» INPUT MATERIAL:

+++

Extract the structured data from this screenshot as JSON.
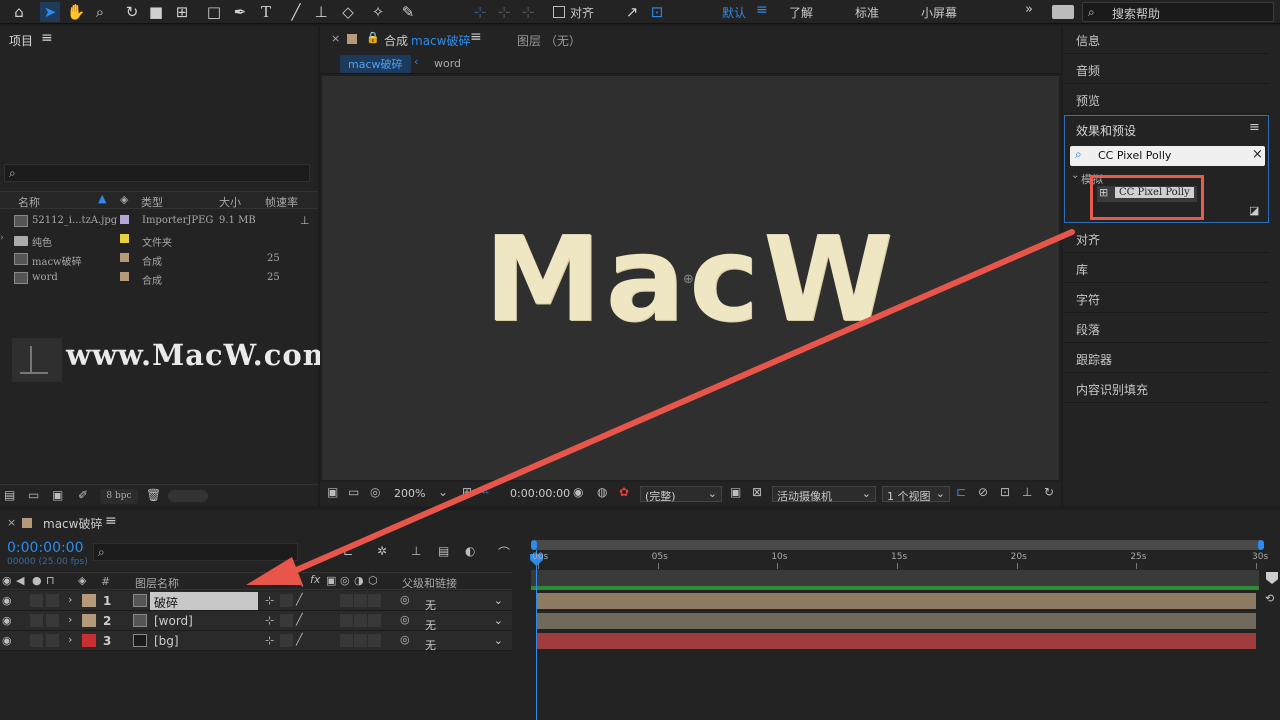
{
  "toolbar": {
    "snap_label": "对齐",
    "workspaces": [
      "默认",
      "了解",
      "标准",
      "小屏幕"
    ],
    "active_workspace": "默认",
    "search_placeholder": "搜索帮助"
  },
  "project_panel": {
    "title": "项目",
    "columns": [
      "名称",
      "类型",
      "大小",
      "帧速率"
    ],
    "items": [
      {
        "name": "52112_i...tzA.jpg",
        "type": "ImporterJPEG",
        "size": "9.1 MB",
        "fps": "",
        "color": "#b4a6d8",
        "icon": "image-icon"
      },
      {
        "name": "纯色",
        "type": "文件夹",
        "size": "",
        "fps": "",
        "color": "#e8d040",
        "icon": "folder-icon"
      },
      {
        "name": "macw破碎",
        "type": "合成",
        "size": "",
        "fps": "25",
        "color": "#b49a7a",
        "icon": "composition-icon"
      },
      {
        "name": "word",
        "type": "合成",
        "size": "",
        "fps": "25",
        "color": "#b49a7a",
        "icon": "composition-icon"
      }
    ],
    "bpc_label": "8 bpc"
  },
  "watermark": {
    "text": "www.MacW.com"
  },
  "comp_panel": {
    "tab_label": "合成",
    "comp_name": "macw破碎",
    "layer_tab": "图层 （无）",
    "breadcrumb": [
      "macw破碎",
      "word"
    ],
    "canvas_text": "MacW",
    "zoom": "200%",
    "timecode": "0:00:00:00",
    "resolution": "(完整)",
    "camera": "活动摄像机",
    "views": "1 个视图"
  },
  "right_panel": {
    "items_top": [
      "信息",
      "音频",
      "预览"
    ],
    "effects_title": "效果和预设",
    "effects_search": "CC Pixel Polly",
    "effects_category": "模拟",
    "effects_result": "CC Pixel Polly",
    "items_bottom": [
      "对齐",
      "库",
      "字符",
      "段落",
      "跟踪器",
      "内容识别填充"
    ]
  },
  "timeline": {
    "comp_name": "macw破碎",
    "timecode": "0:00:00:00",
    "frame_info": "00000 (25.00 fps)",
    "col_layer_name": "图层名称",
    "col_number": "#",
    "col_parent": "父级和链接",
    "ruler": [
      "00s",
      "05s",
      "10s",
      "15s",
      "20s",
      "25s",
      "30s"
    ],
    "layers": [
      {
        "num": "1",
        "name": "破碎",
        "color": "#b49a7a",
        "parent": "无",
        "bar_color": "#8c7b62",
        "selected": true
      },
      {
        "num": "2",
        "name": "[word]",
        "color": "#b49a7a",
        "parent": "无",
        "bar_color": "#716a5c",
        "selected": false
      },
      {
        "num": "3",
        "name": "[bg]",
        "color": "#c83030",
        "parent": "无",
        "bar_color": "#a03c3c",
        "selected": false
      }
    ]
  },
  "colors": {
    "accent": "#2d8ceb",
    "highlight_box": "#e85c50",
    "arrow": "#e8564b"
  }
}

+++

» WHAT NEEDS TO BE DONE: In the copy, include all records verbatim but no images.

» CORRECT RESPONSE:
Extract the structured data from this screenshot as JSON.
{
  "toolbar": {
    "snap_label": "对齐",
    "workspaces": [
      "默认",
      "了解",
      "标准",
      "小屏幕"
    ],
    "active_workspace": "默认",
    "search_placeholder": "搜索帮助"
  },
  "project_panel": {
    "title": "项目",
    "columns": [
      "名称",
      "类型",
      "大小",
      "帧速率"
    ],
    "items": [
      {
        "name": "52112_i...tzA.jpg",
        "type": "ImporterJPEG",
        "size": "9.1 MB",
        "fps": "",
        "color": "#b4a6d8",
        "icon": "image-icon"
      },
      {
        "name": "纯色",
        "type": "文件夹",
        "size": "",
        "fps": "",
        "color": "#e8d040",
        "icon": "folder-icon"
      },
      {
        "name": "macw破碎",
        "type": "合成",
        "size": "",
        "fps": "25",
        "color": "#b49a7a",
        "icon": "composition-icon"
      },
      {
        "name": "word",
        "type": "合成",
        "size": "",
        "fps": "25",
        "color": "#b49a7a",
        "icon": "composition-icon"
      }
    ],
    "bpc_label": "8 bpc"
  },
  "watermark": {
    "text": "www.MacW.com"
  },
  "comp_panel": {
    "tab_label": "合成",
    "comp_name": "macw破碎",
    "layer_tab": "图层 （无）",
    "breadcrumb": [
      "macw破碎",
      "word"
    ],
    "canvas_text": "MacW",
    "zoom": "200%",
    "timecode": "0:00:00:00",
    "resolution": "(完整)",
    "camera": "活动摄像机",
    "views": "1 个视图"
  },
  "right_panel": {
    "items_top": [
      "信息",
      "音频",
      "预览"
    ],
    "effects_title": "效果和预设",
    "effects_search": "CC Pixel Polly",
    "effects_category": "模拟",
    "effects_result": "CC Pixel Polly",
    "items_bottom": [
      "对齐",
      "库",
      "字符",
      "段落",
      "跟踪器",
      "内容识别填充"
    ]
  },
  "timeline": {
    "comp_name": "macw破碎",
    "timecode": "0:00:00:00",
    "frame_info": "00000 (25.00 fps)",
    "col_layer_name": "图层名称",
    "col_number": "#",
    "col_parent": "父级和链接",
    "ruler": [
      "00s",
      "05s",
      "10s",
      "15s",
      "20s",
      "25s",
      "30s"
    ],
    "layers": [
      {
        "num": "1",
        "name": "破碎",
        "color": "#b49a7a",
        "parent": "无",
        "bar_color": "#8c7b62",
        "selected": true
      },
      {
        "num": "2",
        "name": "[word]",
        "color": "#b49a7a",
        "parent": "无",
        "bar_color": "#716a5c",
        "selected": false
      },
      {
        "num": "3",
        "name": "[bg]",
        "color": "#c83030",
        "parent": "无",
        "bar_color": "#a03c3c",
        "selected": false
      }
    ]
  },
  "colors": {
    "accent": "#2d8ceb",
    "highlight_box": "#e85c50",
    "arrow": "#e8564b"
  }
}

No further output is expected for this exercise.